PROBLEM TO SOLVE
Output the data exactly, with every line intact.

DATA PROVIDED
■ ■ ■ ■ ■

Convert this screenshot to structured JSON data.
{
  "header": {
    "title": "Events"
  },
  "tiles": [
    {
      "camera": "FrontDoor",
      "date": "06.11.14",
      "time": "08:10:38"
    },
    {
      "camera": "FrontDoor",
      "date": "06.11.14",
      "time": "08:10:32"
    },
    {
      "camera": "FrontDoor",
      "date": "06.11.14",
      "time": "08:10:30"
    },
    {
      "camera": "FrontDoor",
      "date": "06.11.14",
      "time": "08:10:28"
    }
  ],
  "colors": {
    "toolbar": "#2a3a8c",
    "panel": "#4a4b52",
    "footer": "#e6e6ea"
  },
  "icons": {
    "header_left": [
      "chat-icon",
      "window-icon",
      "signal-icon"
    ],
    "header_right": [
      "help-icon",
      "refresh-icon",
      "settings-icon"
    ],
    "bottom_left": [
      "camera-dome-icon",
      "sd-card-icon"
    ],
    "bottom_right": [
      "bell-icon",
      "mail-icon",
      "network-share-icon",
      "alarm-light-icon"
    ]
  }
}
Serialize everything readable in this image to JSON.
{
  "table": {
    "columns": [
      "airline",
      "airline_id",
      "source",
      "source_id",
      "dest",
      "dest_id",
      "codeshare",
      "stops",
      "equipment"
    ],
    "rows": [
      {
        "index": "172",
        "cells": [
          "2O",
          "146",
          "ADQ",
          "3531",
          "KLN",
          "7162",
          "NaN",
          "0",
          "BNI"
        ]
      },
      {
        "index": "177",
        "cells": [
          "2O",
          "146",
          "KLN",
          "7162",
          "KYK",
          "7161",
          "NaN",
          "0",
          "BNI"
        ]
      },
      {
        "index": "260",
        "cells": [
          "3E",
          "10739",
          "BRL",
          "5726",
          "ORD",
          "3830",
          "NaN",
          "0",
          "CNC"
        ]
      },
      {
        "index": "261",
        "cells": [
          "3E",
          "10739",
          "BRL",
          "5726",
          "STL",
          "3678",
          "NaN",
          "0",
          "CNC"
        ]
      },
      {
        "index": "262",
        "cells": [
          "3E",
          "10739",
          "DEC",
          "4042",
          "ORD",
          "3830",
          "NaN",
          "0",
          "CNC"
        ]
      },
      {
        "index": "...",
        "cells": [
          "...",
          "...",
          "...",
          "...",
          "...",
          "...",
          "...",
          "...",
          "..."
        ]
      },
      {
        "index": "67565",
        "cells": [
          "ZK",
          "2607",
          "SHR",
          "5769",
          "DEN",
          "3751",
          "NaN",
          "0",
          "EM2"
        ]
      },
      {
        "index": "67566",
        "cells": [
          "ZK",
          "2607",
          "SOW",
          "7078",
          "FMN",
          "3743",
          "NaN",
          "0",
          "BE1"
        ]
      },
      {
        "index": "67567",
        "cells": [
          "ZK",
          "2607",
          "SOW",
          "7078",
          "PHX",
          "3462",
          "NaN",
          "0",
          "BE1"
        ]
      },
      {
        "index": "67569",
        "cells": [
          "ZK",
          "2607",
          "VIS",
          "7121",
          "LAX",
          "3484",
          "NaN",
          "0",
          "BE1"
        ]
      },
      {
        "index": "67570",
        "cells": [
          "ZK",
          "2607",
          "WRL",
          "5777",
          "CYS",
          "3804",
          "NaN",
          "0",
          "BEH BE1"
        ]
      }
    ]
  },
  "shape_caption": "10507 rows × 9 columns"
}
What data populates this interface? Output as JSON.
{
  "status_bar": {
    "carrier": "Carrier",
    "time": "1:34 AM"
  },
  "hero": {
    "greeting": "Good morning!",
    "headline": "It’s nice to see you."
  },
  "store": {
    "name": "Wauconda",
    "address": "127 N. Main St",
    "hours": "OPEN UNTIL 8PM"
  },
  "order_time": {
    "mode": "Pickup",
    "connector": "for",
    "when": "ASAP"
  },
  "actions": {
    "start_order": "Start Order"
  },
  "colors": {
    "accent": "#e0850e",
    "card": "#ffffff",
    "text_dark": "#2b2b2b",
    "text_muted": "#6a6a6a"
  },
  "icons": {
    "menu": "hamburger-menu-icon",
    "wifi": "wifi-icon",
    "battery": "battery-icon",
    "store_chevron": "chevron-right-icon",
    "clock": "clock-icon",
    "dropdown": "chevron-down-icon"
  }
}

■ ■ ■ ■ ■

EXPECTED OUTPUT
Convert this screenshot to structured JSON data.
{
  "header": {
    "title": "Events"
  },
  "tiles": [
    {
      "camera": "FrontDoor",
      "date": "06.11.14",
      "time": "08:10:38"
    },
    {
      "camera": "FrontDoor",
      "date": "06.11.14",
      "time": "08:10:32"
    },
    {
      "camera": "FrontDoor",
      "date": "06.11.14",
      "time": "08:10:30"
    },
    {
      "camera": "FrontDoor",
      "date": "06.11.14",
      "time": "08:10:28"
    }
  ],
  "colors": {
    "toolbar": "#2a3a8c",
    "panel": "#4a4b52",
    "footer": "#e6e6ea"
  },
  "icons": {
    "header_left": [
      "chat-icon",
      "window-icon",
      "signal-icon"
    ],
    "header_right": [
      "help-icon",
      "refresh-icon",
      "settings-icon"
    ],
    "bottom_left": [
      "camera-dome-icon",
      "sd-card-icon"
    ],
    "bottom_right": [
      "bell-icon",
      "mail-icon",
      "network-share-icon",
      "alarm-light-icon"
    ]
  }
}
Serialize everything readable in this image to JSON.
{
  "table": {
    "columns": [
      "airline",
      "airline_id",
      "source",
      "source_id",
      "dest",
      "dest_id",
      "codeshare",
      "stops",
      "equipment"
    ],
    "rows": [
      {
        "index": "172",
        "cells": [
          "2O",
          "146",
          "ADQ",
          "3531",
          "KLN",
          "7162",
          "NaN",
          "0",
          "BNI"
        ]
      },
      {
        "index": "177",
        "cells": [
          "2O",
          "146",
          "KLN",
          "7162",
          "KYK",
          "7161",
          "NaN",
          "0",
          "BNI"
        ]
      },
      {
        "index": "260",
        "cells": [
          "3E",
          "10739",
          "BRL",
          "5726",
          "ORD",
          "3830",
          "NaN",
          "0",
          "CNC"
        ]
      },
      {
        "index": "261",
        "cells": [
          "3E",
          "10739",
          "BRL",
          "5726",
          "STL",
          "3678",
          "NaN",
          "0",
          "CNC"
        ]
      },
      {
        "index": "262",
        "cells": [
          "3E",
          "10739",
          "DEC",
          "4042",
          "ORD",
          "3830",
          "NaN",
          "0",
          "CNC"
        ]
      },
      {
        "index": "...",
        "cells": [
          "...",
          "...",
          "...",
          "...",
          "...",
          "...",
          "...",
          "...",
          "..."
        ]
      },
      {
        "index": "67565",
        "cells": [
          "ZK",
          "2607",
          "SHR",
          "5769",
          "DEN",
          "3751",
          "NaN",
          "0",
          "EM2"
        ]
      },
      {
        "index": "67566",
        "cells": [
          "ZK",
          "2607",
          "SOW",
          "7078",
          "FMN",
          "3743",
          "NaN",
          "0",
          "BE1"
        ]
      },
      {
        "index": "67567",
        "cells": [
          "ZK",
          "2607",
          "SOW",
          "7078",
          "PHX",
          "3462",
          "NaN",
          "0",
          "BE1"
        ]
      },
      {
        "index": "67569",
        "cells": [
          "ZK",
          "2607",
          "VIS",
          "7121",
          "LAX",
          "3484",
          "NaN",
          "0",
          "BE1"
        ]
      },
      {
        "index": "67570",
        "cells": [
          "ZK",
          "2607",
          "WRL",
          "5777",
          "CYS",
          "3804",
          "NaN",
          "0",
          "BEH BE1"
        ]
      }
    ]
  },
  "shape_caption": "10507 rows × 9 columns"
}
What data populates this interface? Output as JSON.
{
  "status_bar": {
    "carrier": "Carrier",
    "time": "1:34 AM"
  },
  "hero": {
    "greeting": "Good morning!",
    "headline": "It’s nice to see you."
  },
  "store": {
    "name": "Wauconda",
    "address": "127 N. Main St",
    "hours": "OPEN UNTIL 8PM"
  },
  "order_time": {
    "mode": "Pickup",
    "connector": "for",
    "when": "ASAP"
  },
  "actions": {
    "start_order": "Start Order"
  },
  "colors": {
    "accent": "#e0850e",
    "card": "#ffffff",
    "text_dark": "#2b2b2b",
    "text_muted": "#6a6a6a"
  },
  "icons": {
    "menu": "hamburger-menu-icon",
    "wifi": "wifi-icon",
    "battery": "battery-icon",
    "store_chevron": "chevron-right-icon",
    "clock": "clock-icon",
    "dropdown": "chevron-down-icon"
  }
}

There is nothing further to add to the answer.